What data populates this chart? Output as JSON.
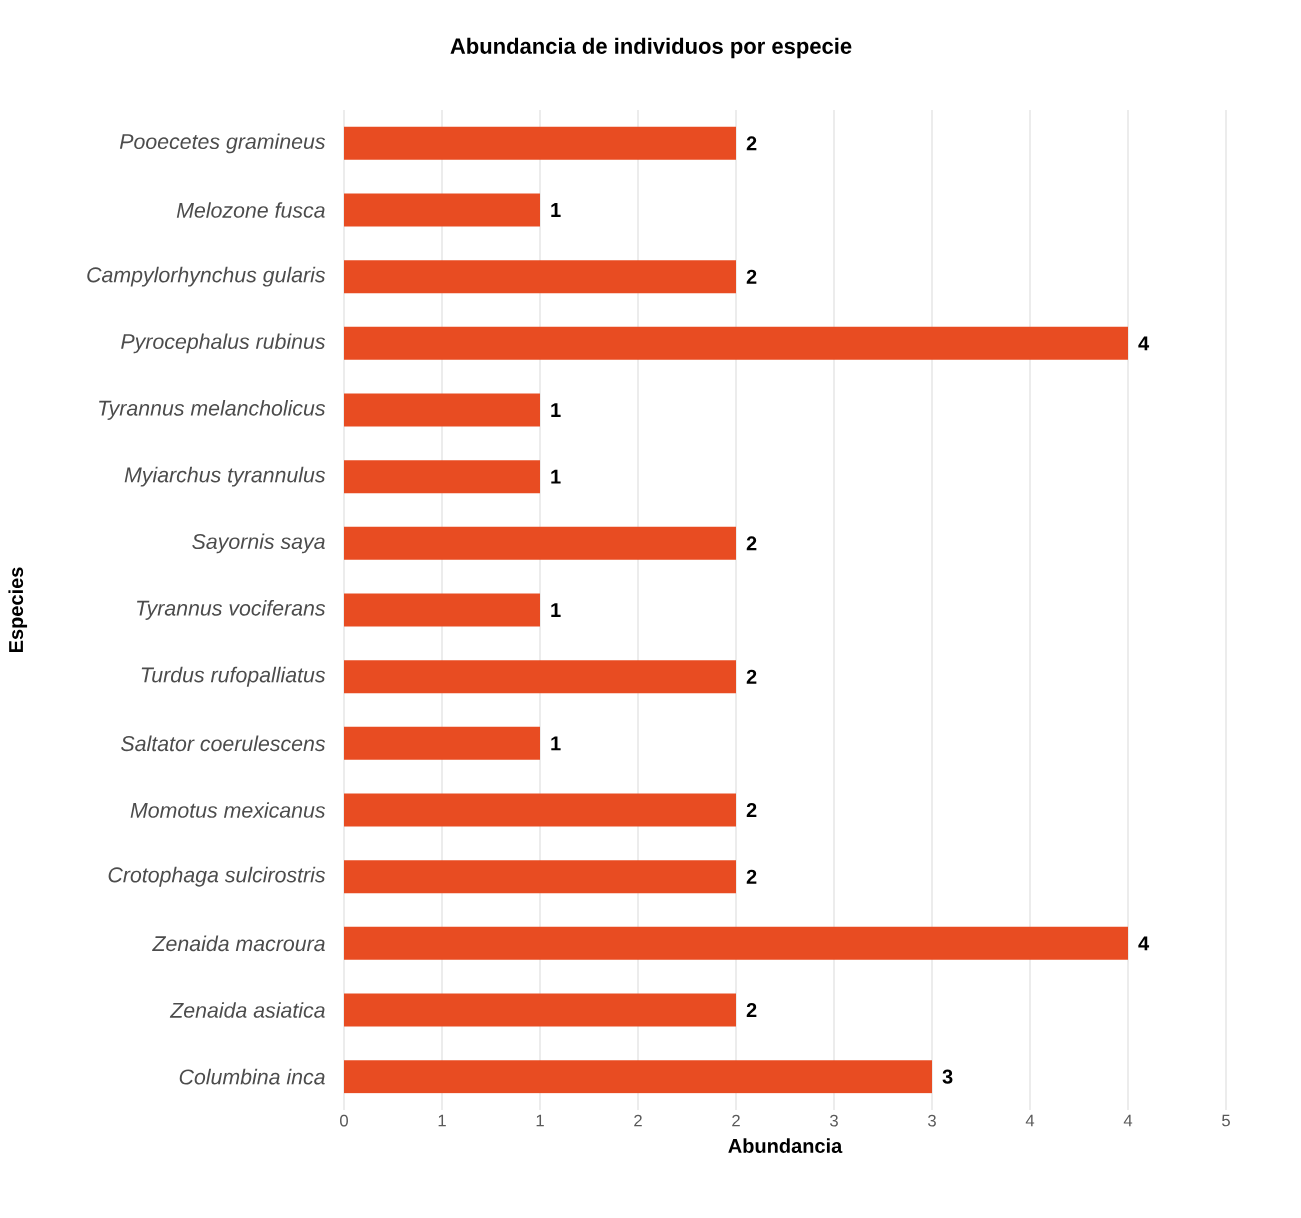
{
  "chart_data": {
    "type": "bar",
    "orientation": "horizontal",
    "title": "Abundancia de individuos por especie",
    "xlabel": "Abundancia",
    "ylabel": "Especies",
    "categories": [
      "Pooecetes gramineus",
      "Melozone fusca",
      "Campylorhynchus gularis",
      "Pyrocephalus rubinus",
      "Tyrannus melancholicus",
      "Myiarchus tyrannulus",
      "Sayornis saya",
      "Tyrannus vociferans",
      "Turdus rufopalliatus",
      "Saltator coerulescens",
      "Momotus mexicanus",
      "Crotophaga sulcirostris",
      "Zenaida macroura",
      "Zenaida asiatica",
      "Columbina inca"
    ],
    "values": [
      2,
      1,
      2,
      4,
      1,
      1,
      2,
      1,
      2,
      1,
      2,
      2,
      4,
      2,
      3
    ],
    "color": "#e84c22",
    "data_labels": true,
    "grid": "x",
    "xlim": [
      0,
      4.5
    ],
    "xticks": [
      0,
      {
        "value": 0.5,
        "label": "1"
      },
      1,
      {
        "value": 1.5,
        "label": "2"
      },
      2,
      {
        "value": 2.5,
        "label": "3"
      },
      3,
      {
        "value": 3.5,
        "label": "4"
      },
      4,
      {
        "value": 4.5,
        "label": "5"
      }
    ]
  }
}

▶ TASK STATEMENT
Filter the records down to the lines that contain the string "Zenaida", and copy those lines.

▶ RESPONSE
      "Zenaida macroura",
      "Zenaida asiatica",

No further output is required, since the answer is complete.